▸ What is expected:
Your task is to transcribe all of the data below exactly, omitting the images.

[Records that describe figures]
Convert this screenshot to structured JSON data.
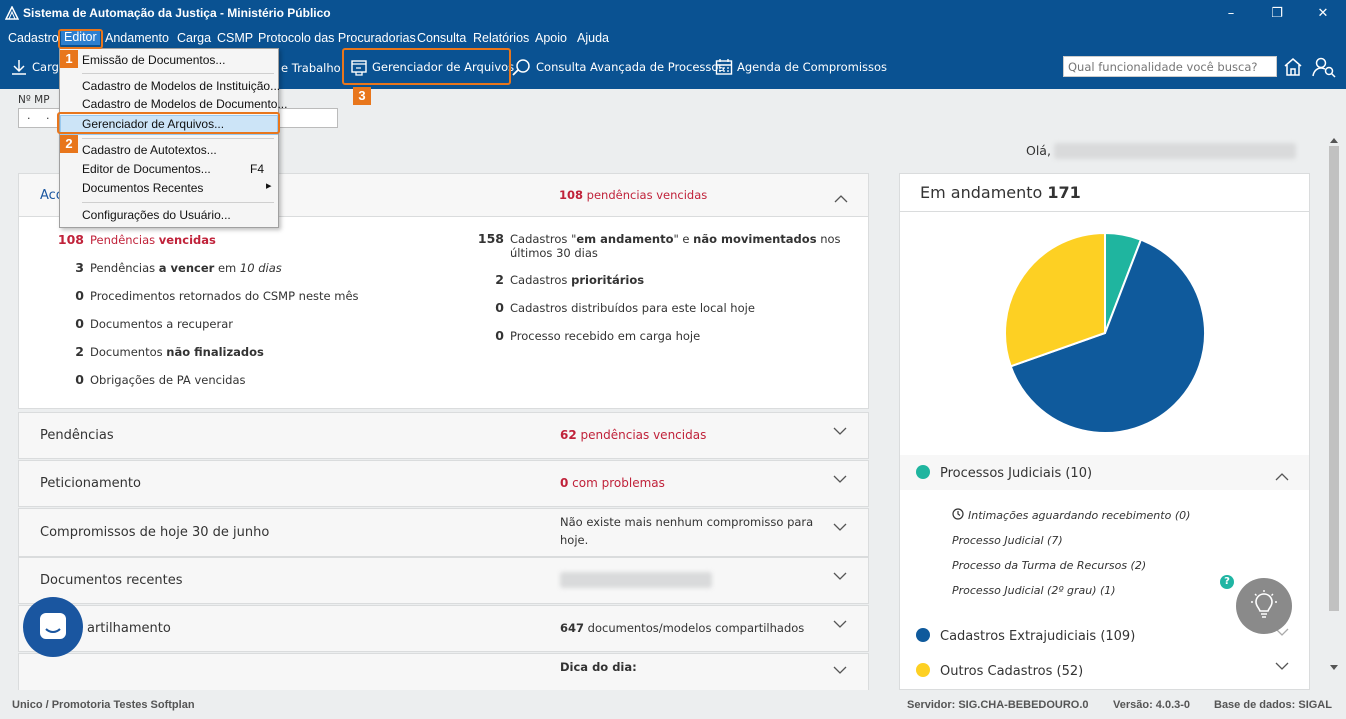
{
  "window": {
    "title": "Sistema de Automação da Justiça - Ministério Público",
    "minimize": "–",
    "maximize": "❐",
    "close": "✕"
  },
  "menubar": {
    "items": [
      "Cadastro",
      "Editor",
      "Andamento",
      "Carga",
      "CSMP",
      "Protocolo das Procuradorias",
      "Consulta",
      "Relatórios",
      "Apoio",
      "Ajuda"
    ]
  },
  "toolbar": {
    "carga": "Carg",
    "trabalho": "e Trabalho",
    "gerenciador": "Gerenciador de Arquivos",
    "consulta": "Consulta Avançada de Processos",
    "agenda": "Agenda de Compromissos",
    "search_placeholder": "Qual funcionalidade você busca?"
  },
  "dropdown": {
    "items": [
      "Emissão de Documentos...",
      "Cadastro de Modelos de Instituição...",
      "Cadastro de Modelos de Documento...",
      "Gerenciador de Arquivos...",
      "Cadastro de Autotextos...",
      "Editor de Documentos...",
      "Documentos Recentes",
      "Configurações do Usuário..."
    ],
    "shortcut_editor": "F4",
    "submenu_arrow": "▸"
  },
  "callouts": [
    "1",
    "2",
    "3"
  ],
  "form": {
    "nmp_label": "Nº MP",
    "nmp_value": ". ."
  },
  "greeting": "Olá,",
  "acompanhamento": {
    "title": "Acompanhamento",
    "right_num": "108",
    "right_text": " pendências vencidas",
    "left": [
      {
        "num": "108",
        "text": "Pendências ",
        "bold": "vencidas",
        "after": ""
      },
      {
        "num": "3",
        "text": "Pendências ",
        "bold": "a vencer",
        "after": " em ",
        "italic": "10 dias"
      },
      {
        "num": "0",
        "text": "Procedimentos retornados do CSMP neste mês",
        "bold": "",
        "after": ""
      },
      {
        "num": "0",
        "text": "Documentos a recuperar",
        "bold": "",
        "after": ""
      },
      {
        "num": "2",
        "text": "Documentos ",
        "bold": "não finalizados",
        "after": ""
      },
      {
        "num": "0",
        "text": "Obrigações de PA vencidas",
        "bold": "",
        "after": ""
      }
    ],
    "right": [
      {
        "num": "158",
        "pre": "Cadastros \"",
        "bold": "em andamento",
        "mid": "\" e ",
        "bold2": "não movimentados",
        "after": " nos",
        "line2": "últimos 30 dias"
      },
      {
        "num": "2",
        "pre": "Cadastros ",
        "bold": "prioritários",
        "mid": "",
        "bold2": "",
        "after": "",
        "line2": ""
      },
      {
        "num": "0",
        "pre": "Cadastros distribuídos para este local hoje",
        "bold": "",
        "mid": "",
        "bold2": "",
        "after": "",
        "line2": ""
      },
      {
        "num": "0",
        "pre": "Processo recebido em carga hoje",
        "bold": "",
        "mid": "",
        "bold2": "",
        "after": "",
        "line2": ""
      }
    ]
  },
  "sections": {
    "pendencias": {
      "title": "Pendências",
      "num": "62",
      "text": " pendências vencidas"
    },
    "peticionamento": {
      "title": "Peticionamento",
      "num": "0",
      "text": " com problemas"
    },
    "compromissos": {
      "title": "Compromissos de hoje 30 de junho",
      "line1": "Não existe mais nenhum compromisso para",
      "line2": "hoje."
    },
    "documentos": {
      "title": "Documentos recentes"
    },
    "compartilhamento": {
      "title": "artilhamento",
      "num": "647",
      "text": " documentos/modelos compartilhados"
    },
    "dica": {
      "title": "Dica do dia:"
    }
  },
  "andamento": {
    "title": "Em andamento ",
    "count": "171",
    "colors": {
      "judiciais": "#1fb59f",
      "extrajudiciais": "#0f5a9c",
      "outros": "#fdd023"
    },
    "chart_data": {
      "type": "pie",
      "categories": [
        "Processos Judiciais",
        "Cadastros Extrajudiciais",
        "Outros Cadastros"
      ],
      "values": [
        10,
        109,
        52
      ]
    },
    "legend": [
      {
        "label": "Processos Judiciais (10)"
      },
      {
        "label": "Cadastros Extrajudiciais (109)"
      },
      {
        "label": "Outros Cadastros (52)"
      }
    ],
    "judiciais_items": [
      "Intimações aguardando recebimento (0)",
      "Processo Judicial (7)",
      "Processo da Turma de Recursos (2)",
      "Processo Judicial (2º grau) (1)"
    ]
  },
  "help_badge": "?",
  "statusbar": {
    "left": "Unico / Promotoria Testes Softplan",
    "servidor": "Servidor: SIG.CHA-BEBEDOURO.0",
    "versao": "Versão: 4.0.3-0",
    "base": "Base de dados: SIGAL"
  }
}
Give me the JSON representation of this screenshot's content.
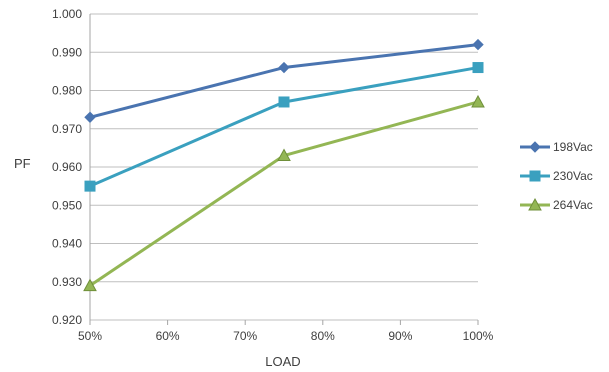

▸ Result of the exercise:
Convert this screenshot to structured JSON data.
{
  "window": {
    "title": "Sistema de Automação da Justiça - Ministério Público",
    "minimize": "–",
    "maximize": "❐",
    "close": "✕"
  },
  "menubar": {
    "items": [
      "Cadastro",
      "Editor",
      "Andamento",
      "Carga",
      "CSMP",
      "Protocolo das Procuradorias",
      "Consulta",
      "Relatórios",
      "Apoio",
      "Ajuda"
    ]
  },
  "toolbar": {
    "carga": "Carg",
    "trabalho": "e Trabalho",
    "gerenciador": "Gerenciador de Arquivos",
    "consulta": "Consulta Avançada de Processos",
    "agenda": "Agenda de Compromissos",
    "search_placeholder": "Qual funcionalidade você busca?"
  },
  "dropdown": {
    "items": [
      "Emissão de Documentos...",
      "Cadastro de Modelos de Instituição...",
      "Cadastro de Modelos de Documento...",
      "Gerenciador de Arquivos...",
      "Cadastro de Autotextos...",
      "Editor de Documentos...",
      "Documentos Recentes",
      "Configurações do Usuário..."
    ],
    "shortcut_editor": "F4",
    "submenu_arrow": "▸"
  },
  "callouts": [
    "1",
    "2",
    "3"
  ],
  "form": {
    "nmp_label": "Nº MP",
    "nmp_value": ". ."
  },
  "greeting": "Olá,",
  "acompanhamento": {
    "title": "Acompanhamento",
    "right_num": "108",
    "right_text": " pendências vencidas",
    "left": [
      {
        "num": "108",
        "text": "Pendências ",
        "bold": "vencidas",
        "after": ""
      },
      {
        "num": "3",
        "text": "Pendências ",
        "bold": "a vencer",
        "after": " em ",
        "italic": "10 dias"
      },
      {
        "num": "0",
        "text": "Procedimentos retornados do CSMP neste mês",
        "bold": "",
        "after": ""
      },
      {
        "num": "0",
        "text": "Documentos a recuperar",
        "bold": "",
        "after": ""
      },
      {
        "num": "2",
        "text": "Documentos ",
        "bold": "não finalizados",
        "after": ""
      },
      {
        "num": "0",
        "text": "Obrigações de PA vencidas",
        "bold": "",
        "after": ""
      }
    ],
    "right": [
      {
        "num": "158",
        "pre": "Cadastros \"",
        "bold": "em andamento",
        "mid": "\" e ",
        "bold2": "não movimentados",
        "after": " nos",
        "line2": "últimos 30 dias"
      },
      {
        "num": "2",
        "pre": "Cadastros ",
        "bold": "prioritários",
        "mid": "",
        "bold2": "",
        "after": "",
        "line2": ""
      },
      {
        "num": "0",
        "pre": "Cadastros distribuídos para este local hoje",
        "bold": "",
        "mid": "",
        "bold2": "",
        "after": "",
        "line2": ""
      },
      {
        "num": "0",
        "pre": "Processo recebido em carga hoje",
        "bold": "",
        "mid": "",
        "bold2": "",
        "after": "",
        "line2": ""
      }
    ]
  },
  "sections": {
    "pendencias": {
      "title": "Pendências",
      "num": "62",
      "text": " pendências vencidas"
    },
    "peticionamento": {
      "title": "Peticionamento",
      "num": "0",
      "text": " com problemas"
    },
    "compromissos": {
      "title": "Compromissos de hoje 30 de junho",
      "line1": "Não existe mais nenhum compromisso para",
      "line2": "hoje."
    },
    "documentos": {
      "title": "Documentos recentes"
    },
    "compartilhamento": {
      "title": "artilhamento",
      "num": "647",
      "text": " documentos/modelos compartilhados"
    },
    "dica": {
      "title": "Dica do dia:"
    }
  },
  "andamento": {
    "title": "Em andamento ",
    "count": "171",
    "colors": {
      "judiciais": "#1fb59f",
      "extrajudiciais": "#0f5a9c",
      "outros": "#fdd023"
    },
    "chart_data": {
      "type": "pie",
      "categories": [
        "Processos Judiciais",
        "Cadastros Extrajudiciais",
        "Outros Cadastros"
      ],
      "values": [
        10,
        109,
        52
      ]
    },
    "legend": [
      {
        "label": "Processos Judiciais (10)"
      },
      {
        "label": "Cadastros Extrajudiciais (109)"
      },
      {
        "label": "Outros Cadastros (52)"
      }
    ],
    "judiciais_items": [
      "Intimações aguardando recebimento (0)",
      "Processo Judicial (7)",
      "Processo da Turma de Recursos (2)",
      "Processo Judicial (2º grau) (1)"
    ]
  },
  "help_badge": "?",
  "statusbar": {
    "left": "Unico / Promotoria Testes Softplan",
    "servidor": "Servidor: SIG.CHA-BEBEDOURO.0",
    "versao": "Versão: 4.0.3-0",
    "base": "Base de dados: SIGAL"
  }
}
Give me the JSON representation of this screenshot's content.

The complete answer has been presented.